PROBLEM STATEMENT: Print the complete set of entries exactly.

DATA ENTRIES:
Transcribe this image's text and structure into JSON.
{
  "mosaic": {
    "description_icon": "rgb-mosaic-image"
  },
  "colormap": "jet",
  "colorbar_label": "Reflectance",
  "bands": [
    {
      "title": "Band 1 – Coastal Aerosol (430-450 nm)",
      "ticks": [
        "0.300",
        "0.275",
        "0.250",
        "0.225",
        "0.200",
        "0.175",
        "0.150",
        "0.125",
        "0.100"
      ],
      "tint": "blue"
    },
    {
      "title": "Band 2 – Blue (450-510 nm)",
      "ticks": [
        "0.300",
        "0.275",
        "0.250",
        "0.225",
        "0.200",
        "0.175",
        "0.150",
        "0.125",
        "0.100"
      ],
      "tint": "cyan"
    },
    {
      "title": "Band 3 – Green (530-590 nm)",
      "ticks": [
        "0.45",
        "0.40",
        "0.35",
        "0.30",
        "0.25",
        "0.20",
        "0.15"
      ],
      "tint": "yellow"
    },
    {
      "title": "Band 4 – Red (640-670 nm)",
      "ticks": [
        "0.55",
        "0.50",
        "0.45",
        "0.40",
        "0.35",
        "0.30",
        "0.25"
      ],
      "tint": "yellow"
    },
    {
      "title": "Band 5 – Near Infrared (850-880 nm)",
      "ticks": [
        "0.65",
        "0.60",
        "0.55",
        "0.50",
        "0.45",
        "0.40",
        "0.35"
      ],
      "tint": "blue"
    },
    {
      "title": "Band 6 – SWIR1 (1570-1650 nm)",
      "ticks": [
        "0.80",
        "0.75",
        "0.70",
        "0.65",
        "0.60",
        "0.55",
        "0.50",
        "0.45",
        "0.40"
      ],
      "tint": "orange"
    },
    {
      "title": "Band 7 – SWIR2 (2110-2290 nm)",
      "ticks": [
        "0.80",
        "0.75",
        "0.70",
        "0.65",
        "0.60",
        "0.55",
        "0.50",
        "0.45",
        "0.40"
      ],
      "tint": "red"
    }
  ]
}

THE REPLY:
Transcribe this image's text and structure into JSON.
{
  "mosaic": {
    "description_icon": "rgb-mosaic-image"
  },
  "colormap": "jet",
  "colorbar_label": "Reflectance",
  "bands": [
    {
      "title": "Band 1 – Coastal Aerosol (430-450 nm)",
      "ticks": [
        "0.300",
        "0.275",
        "0.250",
        "0.225",
        "0.200",
        "0.175",
        "0.150",
        "0.125",
        "0.100"
      ],
      "tint": "blue"
    },
    {
      "title": "Band 2 – Blue (450-510 nm)",
      "ticks": [
        "0.300",
        "0.275",
        "0.250",
        "0.225",
        "0.200",
        "0.175",
        "0.150",
        "0.125",
        "0.100"
      ],
      "tint": "cyan"
    },
    {
      "title": "Band 3 – Green (530-590 nm)",
      "ticks": [
        "0.45",
        "0.40",
        "0.35",
        "0.30",
        "0.25",
        "0.20",
        "0.15"
      ],
      "tint": "yellow"
    },
    {
      "title": "Band 4 – Red (640-670 nm)",
      "ticks": [
        "0.55",
        "0.50",
        "0.45",
        "0.40",
        "0.35",
        "0.30",
        "0.25"
      ],
      "tint": "yellow"
    },
    {
      "title": "Band 5 – Near Infrared (850-880 nm)",
      "ticks": [
        "0.65",
        "0.60",
        "0.55",
        "0.50",
        "0.45",
        "0.40",
        "0.35"
      ],
      "tint": "blue"
    },
    {
      "title": "Band 6 – SWIR1 (1570-1650 nm)",
      "ticks": [
        "0.80",
        "0.75",
        "0.70",
        "0.65",
        "0.60",
        "0.55",
        "0.50",
        "0.45",
        "0.40"
      ],
      "tint": "orange"
    },
    {
      "title": "Band 7 – SWIR2 (2110-2290 nm)",
      "ticks": [
        "0.80",
        "0.75",
        "0.70",
        "0.65",
        "0.60",
        "0.55",
        "0.50",
        "0.45",
        "0.40"
      ],
      "tint": "red"
    }
  ]
}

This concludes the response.